PASSAGE —
== Segment start ==
The Data Alliance Partnership Board (DAPB) has given approval to NHS Digital’s new set of pathology information standards.
According to NHS Digital, this is a ‘positive step’ for the future of pathology and contributes to the ‘overall objective’ of improving patient care.
It’s hoped the new standards will ‘enable clinicians to access pathology tests and results’ from across health and care, thereby ‘receiving the right information at the right time and right place’, to support clinical decision making and improve patient safety.
NHSX had commissioned its sister organisation to ‘define information standards aligned with clinical, commissioning and patient needs’ so that pathology tests and results could be shared easily and safely across care settings and organisational boundaries.
The three ‘interrelated specifications’ were identified ‘based on relevant component parts of international standards’.
As per NHS Digital, these are:
- Unified Test List (UTL) – a national catalogue of pathology test requests and results to replace the pathology Bounded Code List (PBCL), based on SNOMED CT
- Units of Measure (UoM) – an unambiguous representation of commonly used units, aligned with the UTL, based on Unified Code for Units of Measure (UCUM)
- Pathology Message Specification – for interoperable data exchange of pathology information, based on Health Level 7 (HL7) Fast Healthcare Interoperability Resources (FHIR).
== Segment end ==
SUPPLIED ENTRIES —
== Segment start ==
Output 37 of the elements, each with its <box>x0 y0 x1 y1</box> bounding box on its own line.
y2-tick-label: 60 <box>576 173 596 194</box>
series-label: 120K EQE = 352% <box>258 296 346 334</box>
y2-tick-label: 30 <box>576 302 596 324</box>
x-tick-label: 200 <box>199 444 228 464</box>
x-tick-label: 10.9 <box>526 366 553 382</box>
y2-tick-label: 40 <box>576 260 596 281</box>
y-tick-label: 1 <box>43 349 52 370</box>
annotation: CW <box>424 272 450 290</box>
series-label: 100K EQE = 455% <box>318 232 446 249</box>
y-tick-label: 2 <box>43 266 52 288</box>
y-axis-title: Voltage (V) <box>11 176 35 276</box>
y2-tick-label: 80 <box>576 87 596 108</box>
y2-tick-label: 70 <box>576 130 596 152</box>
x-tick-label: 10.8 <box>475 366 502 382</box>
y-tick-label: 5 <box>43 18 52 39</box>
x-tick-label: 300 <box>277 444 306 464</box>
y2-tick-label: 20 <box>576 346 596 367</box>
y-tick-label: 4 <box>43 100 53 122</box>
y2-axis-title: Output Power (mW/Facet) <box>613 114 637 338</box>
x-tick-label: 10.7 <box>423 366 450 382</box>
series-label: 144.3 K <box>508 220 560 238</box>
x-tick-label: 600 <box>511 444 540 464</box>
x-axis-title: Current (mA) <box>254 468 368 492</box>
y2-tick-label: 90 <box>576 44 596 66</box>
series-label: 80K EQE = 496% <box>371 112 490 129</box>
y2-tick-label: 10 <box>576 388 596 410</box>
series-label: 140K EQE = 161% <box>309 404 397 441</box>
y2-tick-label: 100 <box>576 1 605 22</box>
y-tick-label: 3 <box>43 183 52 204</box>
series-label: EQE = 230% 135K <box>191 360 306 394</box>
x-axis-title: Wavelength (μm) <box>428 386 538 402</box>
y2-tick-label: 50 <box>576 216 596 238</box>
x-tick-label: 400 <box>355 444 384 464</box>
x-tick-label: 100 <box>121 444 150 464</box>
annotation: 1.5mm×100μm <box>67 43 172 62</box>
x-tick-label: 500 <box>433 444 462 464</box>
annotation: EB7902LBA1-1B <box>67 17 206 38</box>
== Segment end ==
ABOUT THIS TASK —
Output the stretch of the passage on NHS Digital's pathology information standards from "According to NHS" through "improve patient safety.", copied exactly.

SOLUTION —
According to NHS Digital, this is a ‘positive step’ for the future of pathology and contributes to the ‘overall objective’ of improving patient care.
It’s hoped the new standards will ‘enable clinicians to access pathology tests and results’ from across health and care, thereby ‘receiving the right information at the right time and right place’, to support clinical decision making and improve patient safety.